[Start of Data extract]
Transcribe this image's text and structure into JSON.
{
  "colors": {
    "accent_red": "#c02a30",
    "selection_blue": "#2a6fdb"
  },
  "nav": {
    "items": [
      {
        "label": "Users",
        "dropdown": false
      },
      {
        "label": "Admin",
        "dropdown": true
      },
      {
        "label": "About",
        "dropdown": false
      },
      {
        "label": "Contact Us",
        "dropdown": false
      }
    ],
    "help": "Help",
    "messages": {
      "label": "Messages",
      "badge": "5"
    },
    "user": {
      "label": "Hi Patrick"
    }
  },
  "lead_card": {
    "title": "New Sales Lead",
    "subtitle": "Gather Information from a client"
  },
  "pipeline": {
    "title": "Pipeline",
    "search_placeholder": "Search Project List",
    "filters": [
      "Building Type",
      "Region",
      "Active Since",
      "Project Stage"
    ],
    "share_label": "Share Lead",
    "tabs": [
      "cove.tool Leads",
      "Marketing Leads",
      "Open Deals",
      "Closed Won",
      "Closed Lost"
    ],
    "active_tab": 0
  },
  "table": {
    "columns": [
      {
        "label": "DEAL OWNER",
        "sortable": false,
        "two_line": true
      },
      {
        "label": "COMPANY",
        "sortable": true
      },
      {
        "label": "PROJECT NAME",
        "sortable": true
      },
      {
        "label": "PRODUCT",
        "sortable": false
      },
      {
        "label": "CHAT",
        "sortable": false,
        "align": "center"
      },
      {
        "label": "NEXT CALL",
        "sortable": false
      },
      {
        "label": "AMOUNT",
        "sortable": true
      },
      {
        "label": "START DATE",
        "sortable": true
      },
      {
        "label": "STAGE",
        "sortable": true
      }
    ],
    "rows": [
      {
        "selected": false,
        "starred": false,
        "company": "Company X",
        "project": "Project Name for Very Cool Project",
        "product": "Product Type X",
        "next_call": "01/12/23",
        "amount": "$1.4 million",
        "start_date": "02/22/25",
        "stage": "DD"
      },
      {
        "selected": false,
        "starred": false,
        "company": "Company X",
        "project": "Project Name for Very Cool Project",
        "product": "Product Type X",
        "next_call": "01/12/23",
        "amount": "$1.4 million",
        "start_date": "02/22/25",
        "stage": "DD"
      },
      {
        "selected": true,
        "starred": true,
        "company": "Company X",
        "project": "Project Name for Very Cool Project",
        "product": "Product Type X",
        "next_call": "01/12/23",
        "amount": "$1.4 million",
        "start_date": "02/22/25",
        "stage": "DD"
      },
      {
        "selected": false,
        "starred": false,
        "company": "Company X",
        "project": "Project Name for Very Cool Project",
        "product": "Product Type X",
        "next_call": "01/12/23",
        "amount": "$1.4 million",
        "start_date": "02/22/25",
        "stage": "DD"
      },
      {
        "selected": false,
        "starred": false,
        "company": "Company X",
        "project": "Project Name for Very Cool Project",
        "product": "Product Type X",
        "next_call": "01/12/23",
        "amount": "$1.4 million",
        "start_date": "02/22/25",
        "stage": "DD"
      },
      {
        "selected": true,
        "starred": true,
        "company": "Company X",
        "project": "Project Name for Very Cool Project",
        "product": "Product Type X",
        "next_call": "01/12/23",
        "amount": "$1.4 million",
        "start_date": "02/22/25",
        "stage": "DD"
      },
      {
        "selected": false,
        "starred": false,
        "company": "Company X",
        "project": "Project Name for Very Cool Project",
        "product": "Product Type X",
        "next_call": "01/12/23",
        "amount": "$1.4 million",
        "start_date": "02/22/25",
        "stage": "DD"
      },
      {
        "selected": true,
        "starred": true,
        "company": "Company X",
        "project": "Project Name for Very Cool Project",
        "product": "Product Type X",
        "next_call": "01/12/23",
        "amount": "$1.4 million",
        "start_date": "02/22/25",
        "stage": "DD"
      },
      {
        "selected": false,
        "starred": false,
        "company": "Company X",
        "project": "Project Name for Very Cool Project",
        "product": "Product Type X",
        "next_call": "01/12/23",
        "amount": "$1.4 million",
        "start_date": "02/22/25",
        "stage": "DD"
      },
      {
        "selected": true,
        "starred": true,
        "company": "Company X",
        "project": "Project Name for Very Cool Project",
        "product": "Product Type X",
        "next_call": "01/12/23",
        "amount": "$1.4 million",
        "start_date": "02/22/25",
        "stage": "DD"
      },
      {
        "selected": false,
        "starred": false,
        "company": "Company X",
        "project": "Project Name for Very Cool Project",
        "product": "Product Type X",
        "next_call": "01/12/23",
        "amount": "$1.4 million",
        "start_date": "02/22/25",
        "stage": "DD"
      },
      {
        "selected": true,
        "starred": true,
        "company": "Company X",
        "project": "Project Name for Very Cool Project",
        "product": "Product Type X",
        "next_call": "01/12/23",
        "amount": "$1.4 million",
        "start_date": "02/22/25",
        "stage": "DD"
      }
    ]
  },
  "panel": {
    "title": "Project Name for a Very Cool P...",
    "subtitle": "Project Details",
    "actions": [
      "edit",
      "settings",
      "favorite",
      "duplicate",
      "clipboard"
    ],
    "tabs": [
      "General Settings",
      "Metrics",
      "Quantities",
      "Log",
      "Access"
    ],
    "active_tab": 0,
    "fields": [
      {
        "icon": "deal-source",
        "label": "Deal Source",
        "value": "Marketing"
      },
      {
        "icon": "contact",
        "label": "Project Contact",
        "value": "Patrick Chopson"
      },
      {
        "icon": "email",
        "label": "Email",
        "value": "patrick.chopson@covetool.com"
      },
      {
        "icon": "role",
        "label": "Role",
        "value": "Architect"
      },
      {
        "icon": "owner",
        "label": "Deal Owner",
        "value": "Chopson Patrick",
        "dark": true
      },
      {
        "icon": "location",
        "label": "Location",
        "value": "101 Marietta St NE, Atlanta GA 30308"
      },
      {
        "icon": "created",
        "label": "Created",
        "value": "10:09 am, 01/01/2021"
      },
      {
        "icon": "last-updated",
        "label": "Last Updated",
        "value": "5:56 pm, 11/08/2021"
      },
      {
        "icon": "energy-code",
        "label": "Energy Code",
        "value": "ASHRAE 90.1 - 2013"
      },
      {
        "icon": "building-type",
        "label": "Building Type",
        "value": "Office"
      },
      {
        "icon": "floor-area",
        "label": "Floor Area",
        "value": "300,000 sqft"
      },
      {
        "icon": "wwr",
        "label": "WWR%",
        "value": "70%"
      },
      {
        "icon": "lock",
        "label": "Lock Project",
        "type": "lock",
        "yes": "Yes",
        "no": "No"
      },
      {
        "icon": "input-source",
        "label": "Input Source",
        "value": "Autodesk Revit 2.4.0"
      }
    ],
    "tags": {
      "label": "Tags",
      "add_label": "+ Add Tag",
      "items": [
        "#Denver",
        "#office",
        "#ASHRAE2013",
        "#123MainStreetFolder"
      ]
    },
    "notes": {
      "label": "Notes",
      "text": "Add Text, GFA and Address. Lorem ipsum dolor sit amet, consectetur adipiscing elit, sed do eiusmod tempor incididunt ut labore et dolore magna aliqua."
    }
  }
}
[End of Data extract]
# Instructions to follow
Transcribe the full listing above without leaving anything out.

# Solution
Transcribe this image's text and structure into JSON.
{
  "colors": {
    "accent_red": "#c02a30",
    "selection_blue": "#2a6fdb"
  },
  "nav": {
    "items": [
      {
        "label": "Users",
        "dropdown": false
      },
      {
        "label": "Admin",
        "dropdown": true
      },
      {
        "label": "About",
        "dropdown": false
      },
      {
        "label": "Contact Us",
        "dropdown": false
      }
    ],
    "help": "Help",
    "messages": {
      "label": "Messages",
      "badge": "5"
    },
    "user": {
      "label": "Hi Patrick"
    }
  },
  "lead_card": {
    "title": "New Sales Lead",
    "subtitle": "Gather Information from a client"
  },
  "pipeline": {
    "title": "Pipeline",
    "search_placeholder": "Search Project List",
    "filters": [
      "Building Type",
      "Region",
      "Active Since",
      "Project Stage"
    ],
    "share_label": "Share Lead",
    "tabs": [
      "cove.tool Leads",
      "Marketing Leads",
      "Open Deals",
      "Closed Won",
      "Closed Lost"
    ],
    "active_tab": 0
  },
  "table": {
    "columns": [
      {
        "label": "DEAL OWNER",
        "sortable": false,
        "two_line": true
      },
      {
        "label": "COMPANY",
        "sortable": true
      },
      {
        "label": "PROJECT NAME",
        "sortable": true
      },
      {
        "label": "PRODUCT",
        "sortable": false
      },
      {
        "label": "CHAT",
        "sortable": false,
        "align": "center"
      },
      {
        "label": "NEXT CALL",
        "sortable": false
      },
      {
        "label": "AMOUNT",
        "sortable": true
      },
      {
        "label": "START DATE",
        "sortable": true
      },
      {
        "label": "STAGE",
        "sortable": true
      }
    ],
    "rows": [
      {
        "selected": false,
        "starred": false,
        "company": "Company X",
        "project": "Project Name for Very Cool Project",
        "product": "Product Type X",
        "next_call": "01/12/23",
        "amount": "$1.4 million",
        "start_date": "02/22/25",
        "stage": "DD"
      },
      {
        "selected": false,
        "starred": false,
        "company": "Company X",
        "project": "Project Name for Very Cool Project",
        "product": "Product Type X",
        "next_call": "01/12/23",
        "amount": "$1.4 million",
        "start_date": "02/22/25",
        "stage": "DD"
      },
      {
        "selected": true,
        "starred": true,
        "company": "Company X",
        "project": "Project Name for Very Cool Project",
        "product": "Product Type X",
        "next_call": "01/12/23",
        "amount": "$1.4 million",
        "start_date": "02/22/25",
        "stage": "DD"
      },
      {
        "selected": false,
        "starred": false,
        "company": "Company X",
        "project": "Project Name for Very Cool Project",
        "product": "Product Type X",
        "next_call": "01/12/23",
        "amount": "$1.4 million",
        "start_date": "02/22/25",
        "stage": "DD"
      },
      {
        "selected": false,
        "starred": false,
        "company": "Company X",
        "project": "Project Name for Very Cool Project",
        "product": "Product Type X",
        "next_call": "01/12/23",
        "amount": "$1.4 million",
        "start_date": "02/22/25",
        "stage": "DD"
      },
      {
        "selected": true,
        "starred": true,
        "company": "Company X",
        "project": "Project Name for Very Cool Project",
        "product": "Product Type X",
        "next_call": "01/12/23",
        "amount": "$1.4 million",
        "start_date": "02/22/25",
        "stage": "DD"
      },
      {
        "selected": false,
        "starred": false,
        "company": "Company X",
        "project": "Project Name for Very Cool Project",
        "product": "Product Type X",
        "next_call": "01/12/23",
        "amount": "$1.4 million",
        "start_date": "02/22/25",
        "stage": "DD"
      },
      {
        "selected": true,
        "starred": true,
        "company": "Company X",
        "project": "Project Name for Very Cool Project",
        "product": "Product Type X",
        "next_call": "01/12/23",
        "amount": "$1.4 million",
        "start_date": "02/22/25",
        "stage": "DD"
      },
      {
        "selected": false,
        "starred": false,
        "company": "Company X",
        "project": "Project Name for Very Cool Project",
        "product": "Product Type X",
        "next_call": "01/12/23",
        "amount": "$1.4 million",
        "start_date": "02/22/25",
        "stage": "DD"
      },
      {
        "selected": true,
        "starred": true,
        "company": "Company X",
        "project": "Project Name for Very Cool Project",
        "product": "Product Type X",
        "next_call": "01/12/23",
        "amount": "$1.4 million",
        "start_date": "02/22/25",
        "stage": "DD"
      },
      {
        "selected": false,
        "starred": false,
        "company": "Company X",
        "project": "Project Name for Very Cool Project",
        "product": "Product Type X",
        "next_call": "01/12/23",
        "amount": "$1.4 million",
        "start_date": "02/22/25",
        "stage": "DD"
      },
      {
        "selected": true,
        "starred": true,
        "company": "Company X",
        "project": "Project Name for Very Cool Project",
        "product": "Product Type X",
        "next_call": "01/12/23",
        "amount": "$1.4 million",
        "start_date": "02/22/25",
        "stage": "DD"
      }
    ]
  },
  "panel": {
    "title": "Project Name for a Very Cool P...",
    "subtitle": "Project Details",
    "actions": [
      "edit",
      "settings",
      "favorite",
      "duplicate",
      "clipboard"
    ],
    "tabs": [
      "General Settings",
      "Metrics",
      "Quantities",
      "Log",
      "Access"
    ],
    "active_tab": 0,
    "fields": [
      {
        "icon": "deal-source",
        "label": "Deal Source",
        "value": "Marketing"
      },
      {
        "icon": "contact",
        "label": "Project Contact",
        "value": "Patrick Chopson"
      },
      {
        "icon": "email",
        "label": "Email",
        "value": "patrick.chopson@covetool.com"
      },
      {
        "icon": "role",
        "label": "Role",
        "value": "Architect"
      },
      {
        "icon": "owner",
        "label": "Deal Owner",
        "value": "Chopson Patrick",
        "dark": true
      },
      {
        "icon": "location",
        "label": "Location",
        "value": "101 Marietta St NE, Atlanta GA 30308"
      },
      {
        "icon": "created",
        "label": "Created",
        "value": "10:09 am, 01/01/2021"
      },
      {
        "icon": "last-updated",
        "label": "Last Updated",
        "value": "5:56 pm, 11/08/2021"
      },
      {
        "icon": "energy-code",
        "label": "Energy Code",
        "value": "ASHRAE 90.1 - 2013"
      },
      {
        "icon": "building-type",
        "label": "Building Type",
        "value": "Office"
      },
      {
        "icon": "floor-area",
        "label": "Floor Area",
        "value": "300,000 sqft"
      },
      {
        "icon": "wwr",
        "label": "WWR%",
        "value": "70%"
      },
      {
        "icon": "lock",
        "label": "Lock Project",
        "type": "lock",
        "yes": "Yes",
        "no": "No"
      },
      {
        "icon": "input-source",
        "label": "Input Source",
        "value": "Autodesk Revit 2.4.0"
      }
    ],
    "tags": {
      "label": "Tags",
      "add_label": "+ Add Tag",
      "items": [
        "#Denver",
        "#office",
        "#ASHRAE2013",
        "#123MainStreetFolder"
      ]
    },
    "notes": {
      "label": "Notes",
      "text": "Add Text, GFA and Address. Lorem ipsum dolor sit amet, consectetur adipiscing elit, sed do eiusmod tempor incididunt ut labore et dolore magna aliqua."
    }
  }
}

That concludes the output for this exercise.